• [STATED EXERCISE]
Gather the lines that hold the string "letter".

-------- SOURCE DATA

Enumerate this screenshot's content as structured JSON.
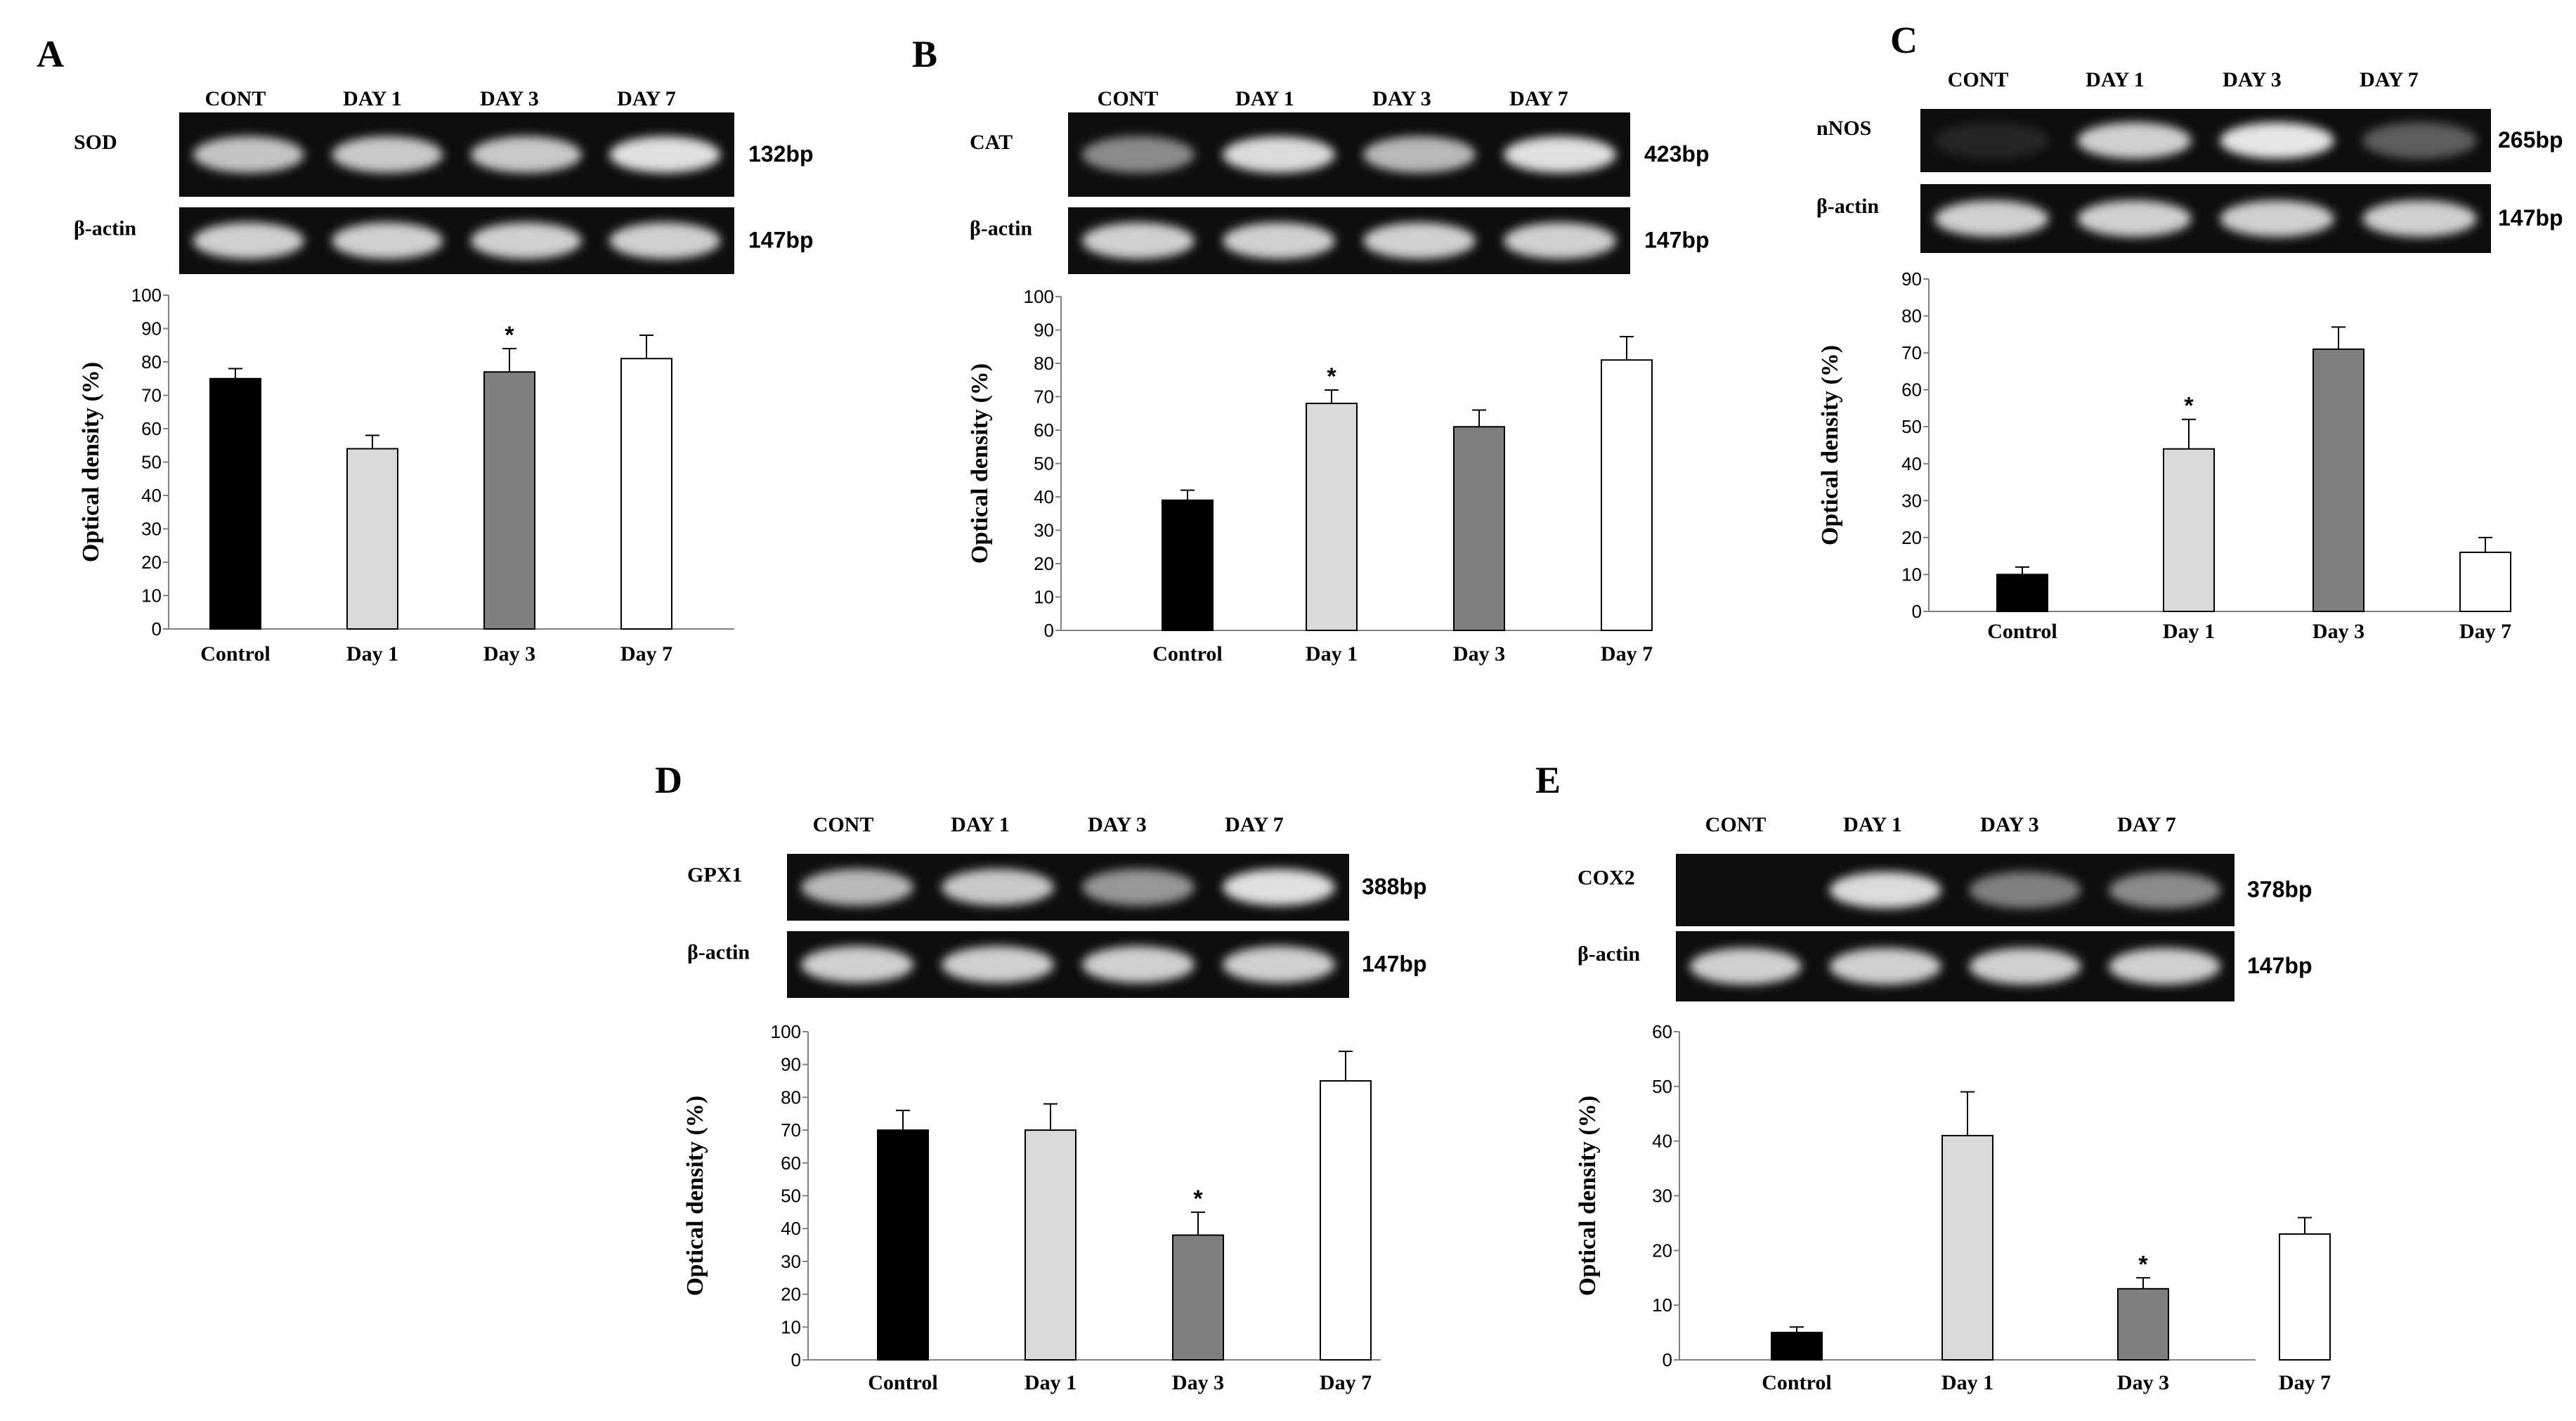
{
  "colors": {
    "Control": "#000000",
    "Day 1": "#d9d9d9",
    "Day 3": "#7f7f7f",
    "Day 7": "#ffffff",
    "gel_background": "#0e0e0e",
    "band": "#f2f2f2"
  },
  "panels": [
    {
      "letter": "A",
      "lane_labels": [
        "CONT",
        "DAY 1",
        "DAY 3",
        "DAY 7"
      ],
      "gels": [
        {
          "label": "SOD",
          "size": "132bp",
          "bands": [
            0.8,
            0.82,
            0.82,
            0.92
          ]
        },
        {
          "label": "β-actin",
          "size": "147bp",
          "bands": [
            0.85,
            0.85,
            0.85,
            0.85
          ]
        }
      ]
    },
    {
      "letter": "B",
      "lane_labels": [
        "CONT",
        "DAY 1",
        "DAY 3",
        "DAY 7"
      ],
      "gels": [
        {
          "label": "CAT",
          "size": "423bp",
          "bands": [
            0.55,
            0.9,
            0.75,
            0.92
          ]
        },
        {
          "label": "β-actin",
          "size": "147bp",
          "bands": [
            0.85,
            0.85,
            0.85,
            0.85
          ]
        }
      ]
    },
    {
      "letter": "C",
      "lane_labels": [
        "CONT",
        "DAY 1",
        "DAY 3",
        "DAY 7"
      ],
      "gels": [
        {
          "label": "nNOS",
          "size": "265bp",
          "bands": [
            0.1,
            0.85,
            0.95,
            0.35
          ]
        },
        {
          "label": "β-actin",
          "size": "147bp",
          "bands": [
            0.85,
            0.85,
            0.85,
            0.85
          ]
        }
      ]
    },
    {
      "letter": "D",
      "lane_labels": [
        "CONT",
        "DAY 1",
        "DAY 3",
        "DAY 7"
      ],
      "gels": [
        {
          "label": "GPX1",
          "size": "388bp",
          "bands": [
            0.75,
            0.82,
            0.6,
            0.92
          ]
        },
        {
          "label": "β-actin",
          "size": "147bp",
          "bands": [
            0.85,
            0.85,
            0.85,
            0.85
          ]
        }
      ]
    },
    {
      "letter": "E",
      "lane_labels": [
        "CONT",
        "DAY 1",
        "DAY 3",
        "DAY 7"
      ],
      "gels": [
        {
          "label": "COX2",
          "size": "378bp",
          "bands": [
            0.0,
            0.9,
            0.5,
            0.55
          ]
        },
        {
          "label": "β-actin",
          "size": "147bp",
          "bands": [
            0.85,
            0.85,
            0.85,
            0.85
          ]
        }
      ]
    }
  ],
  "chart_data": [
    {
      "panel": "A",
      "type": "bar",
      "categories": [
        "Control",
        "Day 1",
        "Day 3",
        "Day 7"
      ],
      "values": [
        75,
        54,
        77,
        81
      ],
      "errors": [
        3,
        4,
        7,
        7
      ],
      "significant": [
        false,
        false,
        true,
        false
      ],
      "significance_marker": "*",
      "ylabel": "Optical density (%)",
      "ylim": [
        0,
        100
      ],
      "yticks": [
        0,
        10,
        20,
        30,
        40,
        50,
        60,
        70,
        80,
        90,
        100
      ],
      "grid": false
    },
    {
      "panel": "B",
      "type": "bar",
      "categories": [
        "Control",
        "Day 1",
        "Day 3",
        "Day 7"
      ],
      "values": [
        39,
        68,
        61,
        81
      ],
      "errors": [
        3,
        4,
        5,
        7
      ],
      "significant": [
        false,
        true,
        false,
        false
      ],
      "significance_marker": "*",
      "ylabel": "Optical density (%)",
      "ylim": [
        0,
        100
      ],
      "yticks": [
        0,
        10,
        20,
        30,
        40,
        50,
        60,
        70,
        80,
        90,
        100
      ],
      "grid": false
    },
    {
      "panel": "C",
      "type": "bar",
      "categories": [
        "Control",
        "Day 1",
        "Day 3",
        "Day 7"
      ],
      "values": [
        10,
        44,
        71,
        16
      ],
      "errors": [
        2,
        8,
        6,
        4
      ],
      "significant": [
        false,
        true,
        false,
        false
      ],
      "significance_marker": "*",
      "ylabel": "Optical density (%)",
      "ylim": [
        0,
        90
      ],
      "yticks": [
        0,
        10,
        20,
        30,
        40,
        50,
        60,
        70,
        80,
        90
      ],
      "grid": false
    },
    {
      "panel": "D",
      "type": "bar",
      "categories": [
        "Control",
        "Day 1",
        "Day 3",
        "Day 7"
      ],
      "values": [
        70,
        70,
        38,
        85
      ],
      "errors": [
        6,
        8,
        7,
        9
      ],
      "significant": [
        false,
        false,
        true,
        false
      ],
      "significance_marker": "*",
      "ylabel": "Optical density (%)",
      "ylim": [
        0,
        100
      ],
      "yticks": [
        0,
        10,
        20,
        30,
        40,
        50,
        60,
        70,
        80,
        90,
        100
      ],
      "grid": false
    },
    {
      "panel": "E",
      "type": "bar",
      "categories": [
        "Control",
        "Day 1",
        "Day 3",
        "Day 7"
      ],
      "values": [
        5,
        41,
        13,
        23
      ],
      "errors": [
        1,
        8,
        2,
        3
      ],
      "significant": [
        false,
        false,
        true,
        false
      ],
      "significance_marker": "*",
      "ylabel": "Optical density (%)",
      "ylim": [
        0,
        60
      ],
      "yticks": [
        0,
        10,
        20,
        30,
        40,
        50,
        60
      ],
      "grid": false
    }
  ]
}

----------------

• [RESPONSE TO THE EXERCISE]
      "letter": "A",
      "letter": "B",
      "letter": "C",
      "letter": "D",
      "letter": "E",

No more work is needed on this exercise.